[START OF Records to use]
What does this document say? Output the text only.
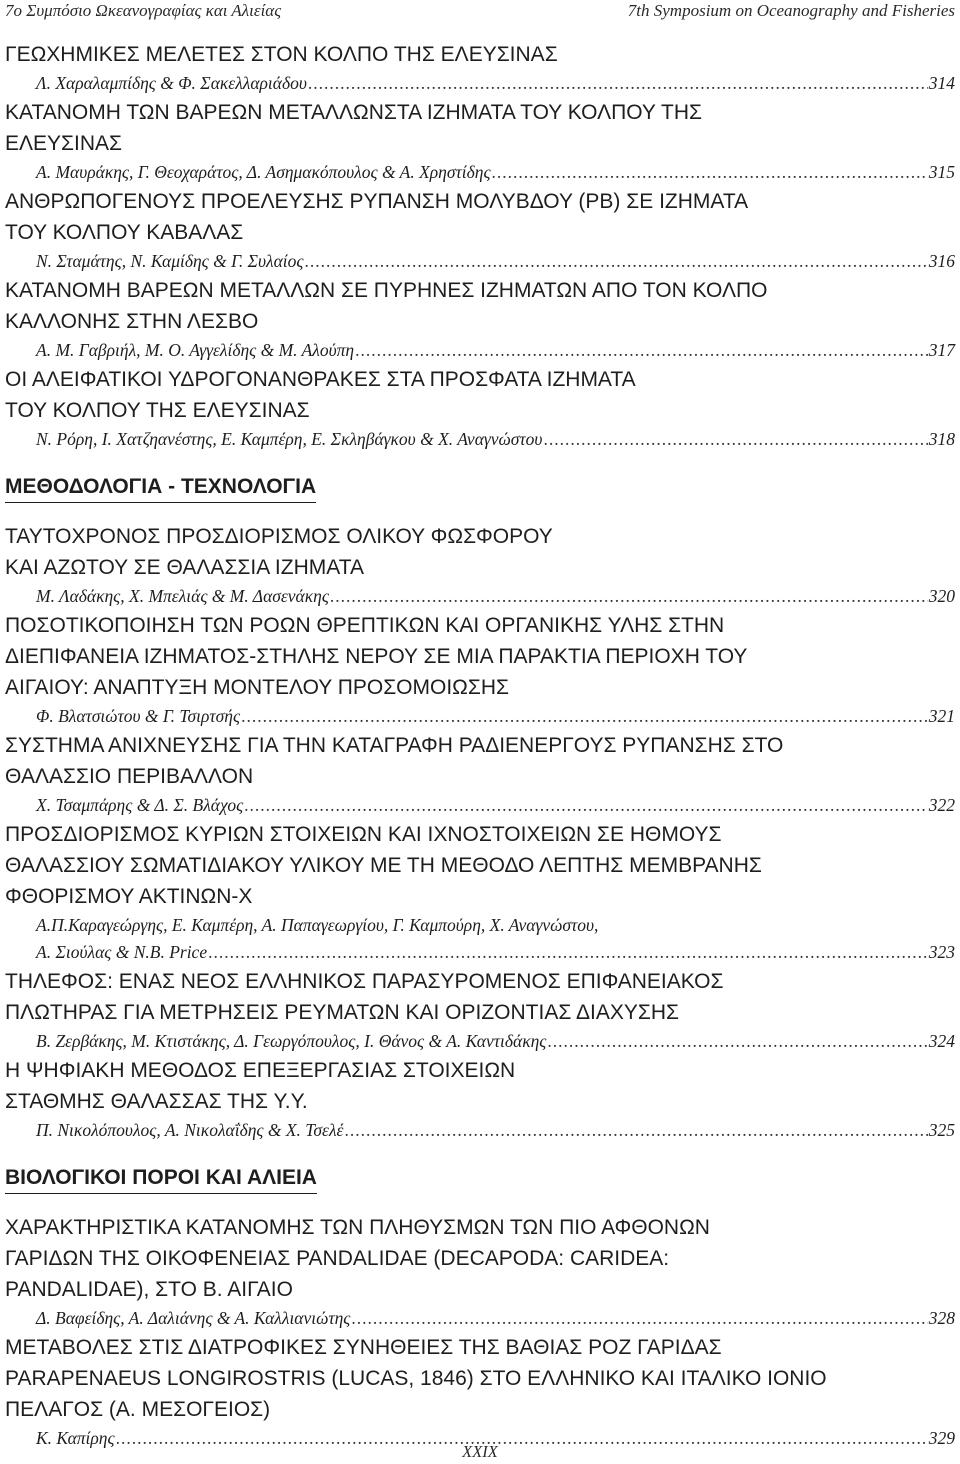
7o Συμπόσιο Ωκεανογραφίας και Αλιείας	7th Symposium on Oceanography and Fisheries
ΓΕΩΧΗΜΙΚΕΣ ΜΕΛΕΤΕΣ ΣΤΟΝ ΚΟΛΠΟ ΤΗΣ ΕΛΕΥΣΙΝΑΣ
Λ. Χαραλαμπίδης & Φ. Σακελλαριάδου .....	314
ΚΑΤΑΝΟΜΗ ΤΩΝ ΒΑΡΕΩΝ ΜΕΤΑΛΛΩΝΣΤΑ ΙΖΗΜΑΤΑ ΤΟΥ ΚΟΛΠΟΥ ΤΗΣ
ΕΛΕΥΣΙΝΑΣ
Α. Μαυράκης, Γ. Θεοχαράτος, Δ. Ασημακόπουλος & Α. Χρηστίδης .....	315
ΑΝΘΡΩΠΟΓΕΝΟΥΣ ΠΡΟΕΛΕΥΣΗΣ ΡΥΠΑΝΣΗ ΜΟΛΥΒΔΟΥ (PB) ΣΕ ΙΖΗΜΑΤΑ
ΤΟΥ ΚΟΛΠΟΥ ΚΑΒΑΛΑΣ
Ν. Σταμάτης, Ν. Καμίδης & Γ. Συλαίος .....	316
ΚΑΤΑΝΟΜΗ ΒΑΡΕΩΝ ΜΕΤΑΛΛΩΝ ΣΕ ΠΥΡΗΝΕΣ ΙΖΗΜΑΤΩΝ ΑΠΟ ΤΟΝ ΚΟΛΠΟ
ΚΑΛΛΟΝΗΣ ΣΤΗΝ ΛΕΣΒΟ
Α. Μ. Γαβριήλ, Μ. Ο. Αγγελίδης & Μ. Αλούπη .....	317
ΟΙ ΑΛΕΙΦΑΤΙΚΟΙ ΥΔΡΟΓΟΝΑΝΘΡΑΚΕΣ ΣΤΑ ΠΡΟΣΦΑΤΑ ΙΖΗΜΑΤΑ
ΤΟΥ ΚΟΛΠΟΥ ΤΗΣ ΕΛΕΥΣΙΝΑΣ
Ν. Ρόρη, Ι. Χατζηανέστης, Ε. Καμπέρη, Ε. Σκληβάγκου & Χ. Αναγνώστου .....	318
ΜΕΘΟΔΟΛΟΓΙΑ - ΤΕΧΝΟΛΟΓΙΑ
ΤΑΥΤΟΧΡΟΝΟΣ ΠΡΟΣΔΙΟΡΙΣΜΟΣ ΟΛΙΚΟΥ ΦΩΣΦΟΡΟΥ
ΚΑΙ ΑΖΩΤΟΥ ΣΕ ΘΑΛΑΣΣΙΑ ΙΖΗΜΑΤΑ
Μ. Λαδάκης, Χ. Μπελιάς & Μ. Δασενάκης .....	320
ΠΟΣΟΤΙΚΟΠΟΙΗΣΗ ΤΩΝ ΡΟΩΝ ΘΡΕΠΤΙΚΩΝ ΚΑΙ ΟΡΓΑΝΙΚΗΣ ΥΛΗΣ ΣΤΗΝ
ΔΙΕΠΙΦΑΝΕΙΑ ΙΖΗΜΑΤΟΣ-ΣΤΗΛΗΣ ΝΕΡΟΥ ΣΕ ΜΙΑ ΠΑΡΑΚΤΙΑ ΠΕΡΙΟΧΗ ΤΟΥ
ΑΙΓΑΙΟΥ: ΑΝΑΠΤΥΞΗ ΜΟΝΤΕΛΟΥ ΠΡΟΣΟΜΟΙΩΣΗΣ
Φ. Βλατσιώτου & Γ. Τσιρτσής .....	321
ΣΥΣΤΗΜΑ ΑΝΙΧΝΕΥΣΗΣ ΓΙΑ ΤΗΝ ΚΑΤΑΓΡΑΦΗ ΡΑΔΙΕΝΕΡΓΟΥΣ ΡΥΠΑΝΣΗΣ ΣΤΟ
ΘΑΛΑΣΣΙΟ ΠΕΡΙΒΑΛΛΟΝ
Χ. Τσαμπάρης & Δ. Σ. Βλάχος .....	322
ΠΡΟΣΔΙΟΡΙΣΜΟΣ ΚΥΡΙΩΝ ΣΤΟΙΧΕΙΩΝ ΚΑΙ ΙΧΝΟΣΤΟΙΧΕΙΩΝ ΣΕ ΗΘΜΟΥΣ
ΘΑΛΑΣΣΙΟΥ ΣΩΜΑΤΙΔΙΑΚΟΥ ΥΛΙΚΟΥ ΜΕ ΤΗ ΜΕΘΟΔΟ ΛΕΠΤΗΣ ΜΕΜΒΡΑΝΗΣ
ΦΘΟΡΙΣΜΟΥ ΑΚΤΙΝΩΝ-Χ
Α.Π.Καραγεώργης, Ε. Καμπέρη, Α. Παπαγεωργίου, Γ. Καμπούρη, Χ. Αναγνώστου,
Α. Σιούλας & N.B. Price .....	323
ΤΗΛΕΦΟΣ: ΕΝΑΣ ΝΕΟΣ ΕΛΛΗΝΙΚΟΣ ΠΑΡΑΣΥΡΟΜΕΝΟΣ ΕΠΙΦΑΝΕΙΑΚΟΣ
ΠΛΩΤΗΡΑΣ ΓΙΑ ΜΕΤΡΗΣΕΙΣ ΡΕΥΜΑΤΩΝ ΚΑΙ ΟΡΙΖΟΝΤΙΑΣ ΔΙΑΧΥΣΗΣ
Β. Ζερβάκης, Μ. Κτιστάκης, Δ. Γεωργόπουλος, Ι. Θάνος & Α. Καντιδάκης .....	324
Η ΨΗΦΙΑΚΗ ΜΕΘΟΔΟΣ ΕΠΕΞΕΡΓΑΣΙΑΣ ΣΤΟΙΧΕΙΩΝ
ΣΤΑΘΜΗΣ ΘΑΛΑΣΣΑΣ ΤΗΣ Υ.Υ.
Π. Νικολόπουλος, Α. Νικολαΐδης & Χ. Τσελέ .....	325
ΒΙΟΛΟΓΙΚΟΙ ΠΟΡΟΙ ΚΑΙ ΑΛΙΕΙΑ
ΧΑΡΑΚΤΗΡΙΣΤΙΚΑ ΚΑΤΑΝΟΜΗΣ ΤΩΝ ΠΛΗΘΥΣΜΩΝ ΤΩΝ ΠΙΟ ΑΦΘΟΝΩΝ
ΓΑΡΙΔΩΝ ΤΗΣ ΟΙΚΟΦΕΝΕΙΑΣ PANDALIDAE (DECAPODA: CARIDEA:
PANDALIDAE), ΣΤΟ Β. ΑΙΓΑΙΟ
Δ. Βαφείδης, Α. Δαλιάνης & Α. Καλλιανιώτης .....	328
ΜΕΤΑΒΟΛΕΣ ΣΤΙΣ ΔΙΑΤΡΟΦΙΚΕΣ ΣΥΝΗΘΕΙΕΣ ΤΗΣ ΒΑΘΙΑΣ ΡΟΖ ΓΑΡΙΔΑΣ
PARAPENAEUS LONGIROSTRIS (LUCAS, 1846) ΣΤΟ ΕΛΛΗΝΙΚΟ ΚΑΙ ΙΤΑΛΙΚΟ ΙΟΝΙΟ
ΠΕΛΑΓΟΣ (Α. ΜΕΣΟΓΕΙΟΣ)
Κ. Καπίρης .....	329
XXIX
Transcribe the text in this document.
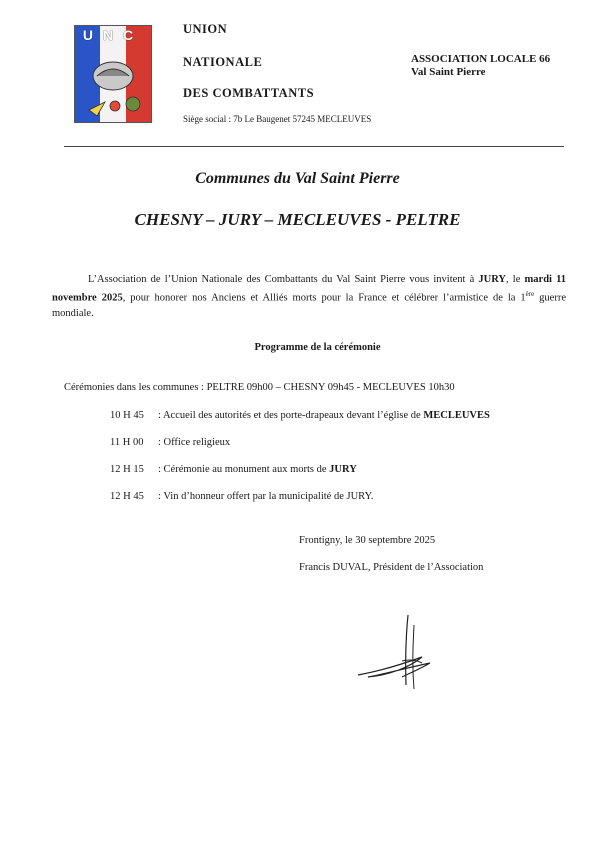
UNC	UNION
NATIONALE
DES COMBATTANTS
ASSOCIATION LOCALE 66
Val Saint Pierre
Siège social : 7b Le Baugenet 57245 MECLEUVES
Communes du Val Saint Pierre
CHESNY – JURY – MECLEUVES - PELTRE
L’Association de l’Union Nationale des Combattants du Val Saint Pierre vous invitent à JURY, le mardi 11 novembre 2025, pour honorer nos Anciens et Alliés morts pour la France et célébrer l’armistice de la 1ère guerre mondiale.
Programme de la cérémonie
Cérémonies dans les communes : PELTRE 09h00 – CHESNY 09h45 - MECLEUVES 10h30
10 H 45 : Accueil des autorités et des porte-drapeaux devant l’église de MECLEUVES
11 H 00 : Office religieux
12 H 15 : Cérémonie au monument aux morts de JURY
12 H 45 : Vin d’honneur offert par la municipalité de JURY.
Frontigny, le 30 septembre 2025
Francis DUVAL, Président de l’Association
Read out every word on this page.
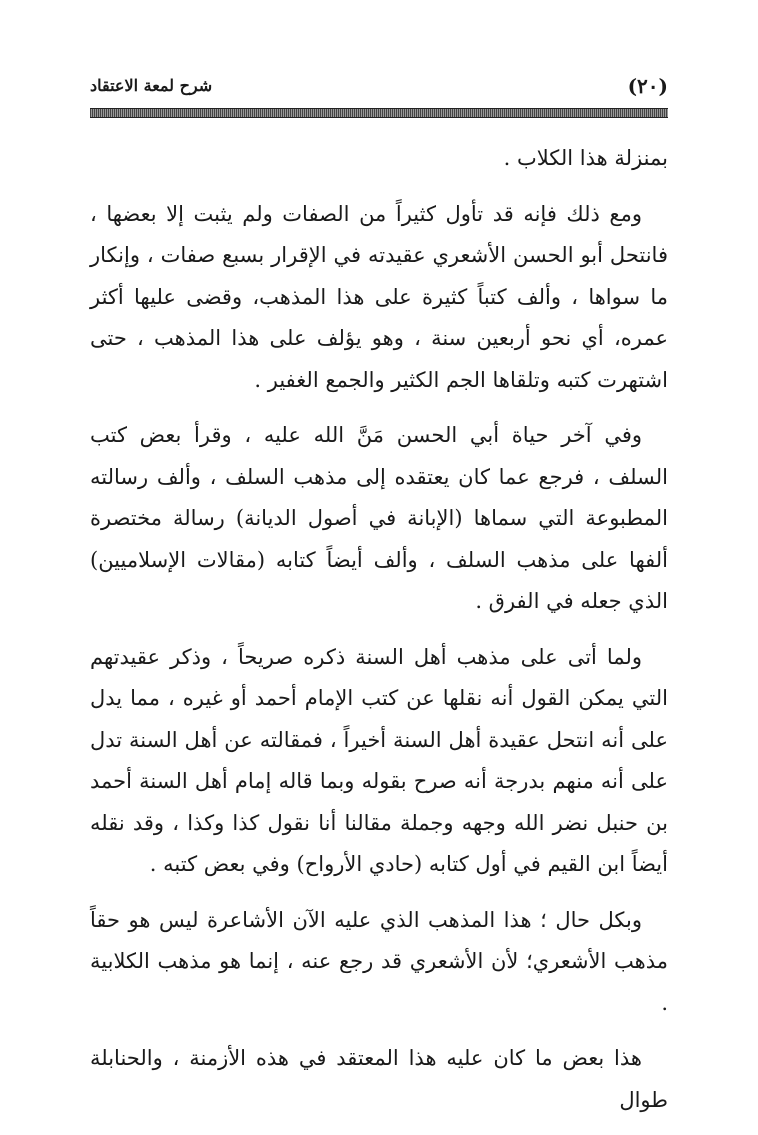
(٢٠)
شرح لمعة الاعتقاد

بمنزلة هذا الكلاب .

ومع ذلك فإنه قد تأول كثيراً من الصفات ولم يثبت إلا بعضها ، فانتحل أبو الحسن الأشعري عقيدته في الإقرار بسبع صفات ، وإنكار ما سواها ، وألف كتباً كثيرة على هذا المذهب، وقضى عليها أكثر عمره، أي نحو أربعين سنة ، وهو يؤلف على هذا المذهب ، حتى اشتهرت كتبه وتلقاها الجم الكثير والجمع الغفير .

وفي آخر حياة أبي الحسن مَنَّ الله عليه ، وقرأ بعض كتب السلف ، فرجع عما كان يعتقده إلى مذهب السلف ، وألف رسالته المطبوعة التي سماها (الإبانة في أصول الديانة) رسالة مختصرة ألفها على مذهب السلف ، وألف أيضاً كتابه (مقالات الإسلاميين) الذي جعله في الفرق .

ولما أتى على مذهب أهل السنة ذكره صريحاً ، وذكر عقيدتهم التي يمكن القول أنه نقلها عن كتب الإمام أحمد أو غيره ، مما يدل على أنه انتحل عقيدة أهل السنة أخيراً ، فمقالته عن أهل السنة تدل على أنه منهم بدرجة أنه صرح بقوله وبما قاله إمام أهل السنة أحمد بن حنبل نضر الله وجهه وجملة مقالنا أنا نقول كذا وكذا ، وقد نقله أيضاً ابن القيم في أول كتابه (حادي الأرواح) وفي بعض كتبه .

وبكل حال ؛ هذا المذهب الذي عليه الآن الأشاعرة ليس هو حقاً مذهب الأشعري؛ لأن الأشعري قد رجع عنه ، إنما هو مذهب الكلابية .

هذا بعض ما كان عليه هذا المعتقد في هذه الأزمنة ، والحنابلة طوال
[END OF Records to use]
# To do
Go through the material and copy out every line with "Αναγνώστου" in it.

# Completed task
Ν. Ρόρη, Ι. Χατζηανέστης, Ε. Καμπέρη, Ε. Σκληβάγκου & Χ. Αναγνώστου .....	318
Α.Π.Καραγεώργης, Ε. Καμπέρη, Α. Παπαγεωργίου, Γ. Καμπούρη, Χ. Αναγνώστου,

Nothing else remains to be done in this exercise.